> _REQUIRED WORK_
From the entries below, copy every line where the string "modification" appears.

Data excerpts

>> begin

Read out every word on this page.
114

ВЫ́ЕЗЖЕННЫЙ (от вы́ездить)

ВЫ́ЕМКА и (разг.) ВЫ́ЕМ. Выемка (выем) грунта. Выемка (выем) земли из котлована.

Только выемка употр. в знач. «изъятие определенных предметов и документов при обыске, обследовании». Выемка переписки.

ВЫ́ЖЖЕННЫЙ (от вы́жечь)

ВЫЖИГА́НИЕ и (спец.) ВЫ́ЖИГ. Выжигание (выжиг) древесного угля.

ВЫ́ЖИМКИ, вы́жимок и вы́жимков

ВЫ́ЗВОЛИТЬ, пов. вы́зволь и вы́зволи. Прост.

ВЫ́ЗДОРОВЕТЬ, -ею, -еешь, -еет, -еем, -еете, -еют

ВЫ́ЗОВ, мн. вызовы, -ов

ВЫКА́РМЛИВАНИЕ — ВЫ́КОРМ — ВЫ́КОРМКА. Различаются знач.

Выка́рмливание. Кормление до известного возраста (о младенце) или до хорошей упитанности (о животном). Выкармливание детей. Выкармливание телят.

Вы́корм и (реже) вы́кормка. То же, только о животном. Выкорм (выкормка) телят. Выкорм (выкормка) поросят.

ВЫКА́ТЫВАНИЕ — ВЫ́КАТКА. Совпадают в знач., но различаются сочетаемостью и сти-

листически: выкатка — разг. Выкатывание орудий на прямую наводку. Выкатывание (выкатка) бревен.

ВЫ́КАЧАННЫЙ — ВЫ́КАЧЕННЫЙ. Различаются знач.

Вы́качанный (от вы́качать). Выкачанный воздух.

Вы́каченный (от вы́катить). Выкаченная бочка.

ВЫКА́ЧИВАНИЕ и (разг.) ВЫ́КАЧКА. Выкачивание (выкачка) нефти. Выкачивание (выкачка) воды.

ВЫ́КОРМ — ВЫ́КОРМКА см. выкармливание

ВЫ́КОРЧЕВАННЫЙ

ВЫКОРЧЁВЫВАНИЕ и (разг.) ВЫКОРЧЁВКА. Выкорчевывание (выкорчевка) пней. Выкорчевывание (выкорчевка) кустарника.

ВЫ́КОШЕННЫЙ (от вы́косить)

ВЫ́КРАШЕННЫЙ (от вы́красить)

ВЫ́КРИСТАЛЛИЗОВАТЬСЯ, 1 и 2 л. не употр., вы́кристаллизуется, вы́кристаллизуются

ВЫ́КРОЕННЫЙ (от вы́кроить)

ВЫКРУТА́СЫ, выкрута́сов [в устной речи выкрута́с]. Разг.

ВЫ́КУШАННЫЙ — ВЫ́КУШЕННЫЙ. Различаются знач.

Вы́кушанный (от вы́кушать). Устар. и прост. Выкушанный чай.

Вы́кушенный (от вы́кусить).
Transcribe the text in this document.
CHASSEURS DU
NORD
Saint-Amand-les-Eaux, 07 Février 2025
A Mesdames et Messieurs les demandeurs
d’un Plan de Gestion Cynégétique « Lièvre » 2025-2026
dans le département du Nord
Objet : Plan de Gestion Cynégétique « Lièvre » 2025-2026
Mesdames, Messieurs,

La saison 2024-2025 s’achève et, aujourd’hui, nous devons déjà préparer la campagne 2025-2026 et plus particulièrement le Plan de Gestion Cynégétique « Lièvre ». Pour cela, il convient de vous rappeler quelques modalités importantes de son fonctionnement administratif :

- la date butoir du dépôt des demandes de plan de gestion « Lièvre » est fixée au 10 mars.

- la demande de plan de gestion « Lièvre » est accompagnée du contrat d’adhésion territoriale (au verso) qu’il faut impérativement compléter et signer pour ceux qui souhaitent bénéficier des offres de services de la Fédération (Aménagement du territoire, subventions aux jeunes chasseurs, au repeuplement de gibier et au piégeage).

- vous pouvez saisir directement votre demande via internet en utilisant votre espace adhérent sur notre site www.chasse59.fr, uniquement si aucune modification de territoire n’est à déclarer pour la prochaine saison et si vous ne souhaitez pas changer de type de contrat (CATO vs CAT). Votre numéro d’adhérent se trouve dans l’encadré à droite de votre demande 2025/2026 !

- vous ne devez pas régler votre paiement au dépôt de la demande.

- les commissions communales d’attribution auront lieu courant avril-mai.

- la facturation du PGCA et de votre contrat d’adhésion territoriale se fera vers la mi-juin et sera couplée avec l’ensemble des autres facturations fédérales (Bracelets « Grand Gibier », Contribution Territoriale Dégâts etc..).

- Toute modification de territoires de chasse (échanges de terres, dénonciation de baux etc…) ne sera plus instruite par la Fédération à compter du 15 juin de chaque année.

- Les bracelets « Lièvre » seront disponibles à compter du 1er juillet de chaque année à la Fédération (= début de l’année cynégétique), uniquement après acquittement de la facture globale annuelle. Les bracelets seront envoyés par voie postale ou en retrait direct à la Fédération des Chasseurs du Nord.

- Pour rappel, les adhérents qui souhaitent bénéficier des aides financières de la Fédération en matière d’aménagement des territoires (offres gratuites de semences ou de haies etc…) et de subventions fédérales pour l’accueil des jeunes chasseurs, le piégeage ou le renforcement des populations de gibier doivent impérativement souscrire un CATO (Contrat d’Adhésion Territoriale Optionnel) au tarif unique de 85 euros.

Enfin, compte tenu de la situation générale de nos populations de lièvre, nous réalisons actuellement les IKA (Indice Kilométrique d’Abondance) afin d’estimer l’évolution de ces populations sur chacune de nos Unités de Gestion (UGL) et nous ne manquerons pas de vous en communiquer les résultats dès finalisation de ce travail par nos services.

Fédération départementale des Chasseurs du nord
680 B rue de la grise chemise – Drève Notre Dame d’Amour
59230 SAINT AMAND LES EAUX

>> end

> _TASK SOLUTION_
- vous pouvez saisir directement votre demande via internet en utilisant votre espace adhérent sur notre site www.chasse59.fr, uniquement si aucune modification de territoire n’est à déclarer pour la prochaine saison et si vous ne souhaitez pas changer de type de contrat (CATO vs CAT). Votre numéro d’adhérent se trouve dans l’encadré à droite de votre demande 2025/2026 !
- Toute modification de territoires de chasse (échanges de terres, dénonciation de baux etc…) ne sera plus instruite par la Fédération à compter du 15 juin de chaque année.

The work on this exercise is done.